◆ Job ◆
Repeat each entry in full, exactly.

Structured figure records

☆ ☆ ☆ ☆

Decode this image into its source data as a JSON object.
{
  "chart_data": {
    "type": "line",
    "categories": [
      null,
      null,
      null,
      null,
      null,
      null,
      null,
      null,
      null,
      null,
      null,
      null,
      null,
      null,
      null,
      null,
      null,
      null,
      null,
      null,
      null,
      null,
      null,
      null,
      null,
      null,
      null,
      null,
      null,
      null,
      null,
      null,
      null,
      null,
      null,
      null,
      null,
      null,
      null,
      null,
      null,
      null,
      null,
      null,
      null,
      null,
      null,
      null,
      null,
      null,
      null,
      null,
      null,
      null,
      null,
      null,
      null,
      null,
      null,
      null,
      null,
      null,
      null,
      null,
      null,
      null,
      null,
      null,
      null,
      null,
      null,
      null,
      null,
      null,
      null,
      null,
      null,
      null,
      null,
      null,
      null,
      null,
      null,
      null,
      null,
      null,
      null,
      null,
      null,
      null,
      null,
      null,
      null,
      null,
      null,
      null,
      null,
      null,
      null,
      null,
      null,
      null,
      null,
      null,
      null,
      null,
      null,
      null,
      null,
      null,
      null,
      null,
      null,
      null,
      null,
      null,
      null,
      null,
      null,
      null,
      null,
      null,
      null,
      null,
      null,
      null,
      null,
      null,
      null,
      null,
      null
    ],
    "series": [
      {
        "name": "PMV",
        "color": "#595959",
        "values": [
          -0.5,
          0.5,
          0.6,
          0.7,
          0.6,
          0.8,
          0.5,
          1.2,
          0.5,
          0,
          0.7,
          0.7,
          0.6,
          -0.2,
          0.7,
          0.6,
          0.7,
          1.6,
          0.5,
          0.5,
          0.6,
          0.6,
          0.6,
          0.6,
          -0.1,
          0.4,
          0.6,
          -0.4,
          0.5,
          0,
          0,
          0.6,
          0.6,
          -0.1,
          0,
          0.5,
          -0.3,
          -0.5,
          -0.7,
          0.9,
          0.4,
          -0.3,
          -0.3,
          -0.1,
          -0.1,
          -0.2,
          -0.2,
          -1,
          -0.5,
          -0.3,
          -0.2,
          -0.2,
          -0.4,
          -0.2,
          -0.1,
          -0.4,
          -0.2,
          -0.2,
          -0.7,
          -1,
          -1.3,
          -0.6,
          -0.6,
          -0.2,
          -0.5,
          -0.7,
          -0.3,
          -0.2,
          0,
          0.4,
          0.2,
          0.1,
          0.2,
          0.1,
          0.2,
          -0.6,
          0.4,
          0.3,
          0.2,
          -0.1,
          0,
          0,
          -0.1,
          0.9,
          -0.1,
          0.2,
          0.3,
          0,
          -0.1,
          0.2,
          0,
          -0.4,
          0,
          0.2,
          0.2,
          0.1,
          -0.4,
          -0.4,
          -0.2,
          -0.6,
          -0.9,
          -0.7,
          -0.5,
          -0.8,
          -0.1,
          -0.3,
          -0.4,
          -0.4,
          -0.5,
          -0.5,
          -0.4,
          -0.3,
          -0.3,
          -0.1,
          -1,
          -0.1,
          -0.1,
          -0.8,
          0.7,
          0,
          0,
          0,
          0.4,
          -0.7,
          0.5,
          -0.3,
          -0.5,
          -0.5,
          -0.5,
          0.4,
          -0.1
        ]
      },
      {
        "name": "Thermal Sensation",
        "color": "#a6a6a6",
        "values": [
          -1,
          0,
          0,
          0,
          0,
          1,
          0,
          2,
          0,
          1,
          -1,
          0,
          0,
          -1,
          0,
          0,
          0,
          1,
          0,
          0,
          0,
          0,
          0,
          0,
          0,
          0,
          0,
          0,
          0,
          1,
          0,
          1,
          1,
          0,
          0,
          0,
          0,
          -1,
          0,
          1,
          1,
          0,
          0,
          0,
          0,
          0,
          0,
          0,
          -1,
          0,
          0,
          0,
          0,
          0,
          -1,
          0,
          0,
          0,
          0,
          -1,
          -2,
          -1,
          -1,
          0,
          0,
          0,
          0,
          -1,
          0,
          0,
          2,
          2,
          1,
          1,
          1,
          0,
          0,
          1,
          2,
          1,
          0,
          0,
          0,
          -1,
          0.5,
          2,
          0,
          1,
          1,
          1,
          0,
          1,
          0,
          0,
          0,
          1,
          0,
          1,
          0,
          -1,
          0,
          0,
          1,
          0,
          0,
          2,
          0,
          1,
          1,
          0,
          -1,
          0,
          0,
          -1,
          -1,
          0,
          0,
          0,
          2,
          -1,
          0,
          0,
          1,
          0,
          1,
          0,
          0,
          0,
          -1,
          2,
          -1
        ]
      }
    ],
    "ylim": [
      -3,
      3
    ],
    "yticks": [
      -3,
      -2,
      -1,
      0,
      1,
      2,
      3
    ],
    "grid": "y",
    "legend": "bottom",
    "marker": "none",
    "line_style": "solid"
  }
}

☆ ☆ ☆ ☆

◆ The reply ◆
Decode this image into its source data as a JSON object.
{
  "chart_data": {
    "type": "line",
    "categories": [
      null,
      null,
      null,
      null,
      null,
      null,
      null,
      null,
      null,
      null,
      null,
      null,
      null,
      null,
      null,
      null,
      null,
      null,
      null,
      null,
      null,
      null,
      null,
      null,
      null,
      null,
      null,
      null,
      null,
      null,
      null,
      null,
      null,
      null,
      null,
      null,
      null,
      null,
      null,
      null,
      null,
      null,
      null,
      null,
      null,
      null,
      null,
      null,
      null,
      null,
      null,
      null,
      null,
      null,
      null,
      null,
      null,
      null,
      null,
      null,
      null,
      null,
      null,
      null,
      null,
      null,
      null,
      null,
      null,
      null,
      null,
      null,
      null,
      null,
      null,
      null,
      null,
      null,
      null,
      null,
      null,
      null,
      null,
      null,
      null,
      null,
      null,
      null,
      null,
      null,
      null,
      null,
      null,
      null,
      null,
      null,
      null,
      null,
      null,
      null,
      null,
      null,
      null,
      null,
      null,
      null,
      null,
      null,
      null,
      null,
      null,
      null,
      null,
      null,
      null,
      null,
      null,
      null,
      null,
      null,
      null,
      null,
      null,
      null,
      null,
      null,
      null,
      null,
      null,
      null,
      null
    ],
    "series": [
      {
        "name": "PMV",
        "color": "#595959",
        "values": [
          -0.5,
          0.5,
          0.6,
          0.7,
          0.6,
          0.8,
          0.5,
          1.2,
          0.5,
          0,
          0.7,
          0.7,
          0.6,
          -0.2,
          0.7,
          0.6,
          0.7,
          1.6,
          0.5,
          0.5,
          0.6,
          0.6,
          0.6,
          0.6,
          -0.1,
          0.4,
          0.6,
          -0.4,
          0.5,
          0,
          0,
          0.6,
          0.6,
          -0.1,
          0,
          0.5,
          -0.3,
          -0.5,
          -0.7,
          0.9,
          0.4,
          -0.3,
          -0.3,
          -0.1,
          -0.1,
          -0.2,
          -0.2,
          -1,
          -0.5,
          -0.3,
          -0.2,
          -0.2,
          -0.4,
          -0.2,
          -0.1,
          -0.4,
          -0.2,
          -0.2,
          -0.7,
          -1,
          -1.3,
          -0.6,
          -0.6,
          -0.2,
          -0.5,
          -0.7,
          -0.3,
          -0.2,
          0,
          0.4,
          0.2,
          0.1,
          0.2,
          0.1,
          0.2,
          -0.6,
          0.4,
          0.3,
          0.2,
          -0.1,
          0,
          0,
          -0.1,
          0.9,
          -0.1,
          0.2,
          0.3,
          0,
          -0.1,
          0.2,
          0,
          -0.4,
          0,
          0.2,
          0.2,
          0.1,
          -0.4,
          -0.4,
          -0.2,
          -0.6,
          -0.9,
          -0.7,
          -0.5,
          -0.8,
          -0.1,
          -0.3,
          -0.4,
          -0.4,
          -0.5,
          -0.5,
          -0.4,
          -0.3,
          -0.3,
          -0.1,
          -1,
          -0.1,
          -0.1,
          -0.8,
          0.7,
          0,
          0,
          0,
          0.4,
          -0.7,
          0.5,
          -0.3,
          -0.5,
          -0.5,
          -0.5,
          0.4,
          -0.1
        ]
      },
      {
        "name": "Thermal Sensation",
        "color": "#a6a6a6",
        "values": [
          -1,
          0,
          0,
          0,
          0,
          1,
          0,
          2,
          0,
          1,
          -1,
          0,
          0,
          -1,
          0,
          0,
          0,
          1,
          0,
          0,
          0,
          0,
          0,
          0,
          0,
          0,
          0,
          0,
          0,
          1,
          0,
          1,
          1,
          0,
          0,
          0,
          0,
          -1,
          0,
          1,
          1,
          0,
          0,
          0,
          0,
          0,
          0,
          0,
          -1,
          0,
          0,
          0,
          0,
          0,
          -1,
          0,
          0,
          0,
          0,
          -1,
          -2,
          -1,
          -1,
          0,
          0,
          0,
          0,
          -1,
          0,
          0,
          2,
          2,
          1,
          1,
          1,
          0,
          0,
          1,
          2,
          1,
          0,
          0,
          0,
          -1,
          0.5,
          2,
          0,
          1,
          1,
          1,
          0,
          1,
          0,
          0,
          0,
          1,
          0,
          1,
          0,
          -1,
          0,
          0,
          1,
          0,
          0,
          2,
          0,
          1,
          1,
          0,
          -1,
          0,
          0,
          -1,
          -1,
          0,
          0,
          0,
          2,
          -1,
          0,
          0,
          1,
          0,
          1,
          0,
          0,
          0,
          -1,
          2,
          -1
        ]
      }
    ],
    "ylim": [
      -3,
      3
    ],
    "yticks": [
      -3,
      -2,
      -1,
      0,
      1,
      2,
      3
    ],
    "grid": "y",
    "legend": "bottom",
    "marker": "none",
    "line_style": "solid"
  }
}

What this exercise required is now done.